:: TASK DIRECTIONS ::
Filter out everything except lines holding "icon".

Data entries
• • • •

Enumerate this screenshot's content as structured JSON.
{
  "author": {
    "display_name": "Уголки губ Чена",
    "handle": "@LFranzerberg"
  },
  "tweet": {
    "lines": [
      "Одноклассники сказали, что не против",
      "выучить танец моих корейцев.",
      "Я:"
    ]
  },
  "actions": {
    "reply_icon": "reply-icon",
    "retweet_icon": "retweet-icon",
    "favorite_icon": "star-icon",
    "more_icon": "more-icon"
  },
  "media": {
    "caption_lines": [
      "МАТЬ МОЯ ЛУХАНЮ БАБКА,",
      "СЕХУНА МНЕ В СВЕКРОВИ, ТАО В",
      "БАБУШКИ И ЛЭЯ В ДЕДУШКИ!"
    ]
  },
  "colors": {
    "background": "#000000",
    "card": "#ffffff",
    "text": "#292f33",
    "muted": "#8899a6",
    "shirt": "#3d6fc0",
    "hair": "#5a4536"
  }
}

• • • •

:: FINAL RESULT ::
    "reply_icon": "reply-icon",
    "retweet_icon": "retweet-icon",
    "favorite_icon": "star-icon",
    "more_icon": "more-icon"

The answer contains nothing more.